» **Exercise aim**
Reproduce the material in full, unchanged.

-- START --

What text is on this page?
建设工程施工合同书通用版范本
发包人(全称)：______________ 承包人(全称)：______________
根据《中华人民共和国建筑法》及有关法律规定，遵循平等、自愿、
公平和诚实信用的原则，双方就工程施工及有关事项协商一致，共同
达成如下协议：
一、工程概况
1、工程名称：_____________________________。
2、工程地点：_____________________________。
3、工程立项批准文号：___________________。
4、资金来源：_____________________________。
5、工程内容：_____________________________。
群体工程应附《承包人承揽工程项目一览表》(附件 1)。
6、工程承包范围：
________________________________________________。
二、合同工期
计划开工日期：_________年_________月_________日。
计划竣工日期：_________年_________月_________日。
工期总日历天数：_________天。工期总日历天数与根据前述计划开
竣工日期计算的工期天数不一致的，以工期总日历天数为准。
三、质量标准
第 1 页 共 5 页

-- END --

» **Solution for this exercise**
What text is on this page?
建设工程施工合同书通用版范本
发包人(全称)：______________ 承包人(全称)：______________
根据《中华人民共和国建筑法》及有关法律规定，遵循平等、自愿、
公平和诚实信用的原则，双方就工程施工及有关事项协商一致，共同
达成如下协议：
一、工程概况
1、工程名称：_____________________________。
2、工程地点：_____________________________。
3、工程立项批准文号：___________________。
4、资金来源：_____________________________。
5、工程内容：_____________________________。
群体工程应附《承包人承揽工程项目一览表》(附件 1)。
6、工程承包范围：
________________________________________________。
二、合同工期
计划开工日期：_________年_________月_________日。
计划竣工日期：_________年_________月_________日。
工期总日历天数：_________天。工期总日历天数与根据前述计划开
竣工日期计算的工期天数不一致的，以工期总日历天数为准。
三、质量标准
第 1 页 共 5 页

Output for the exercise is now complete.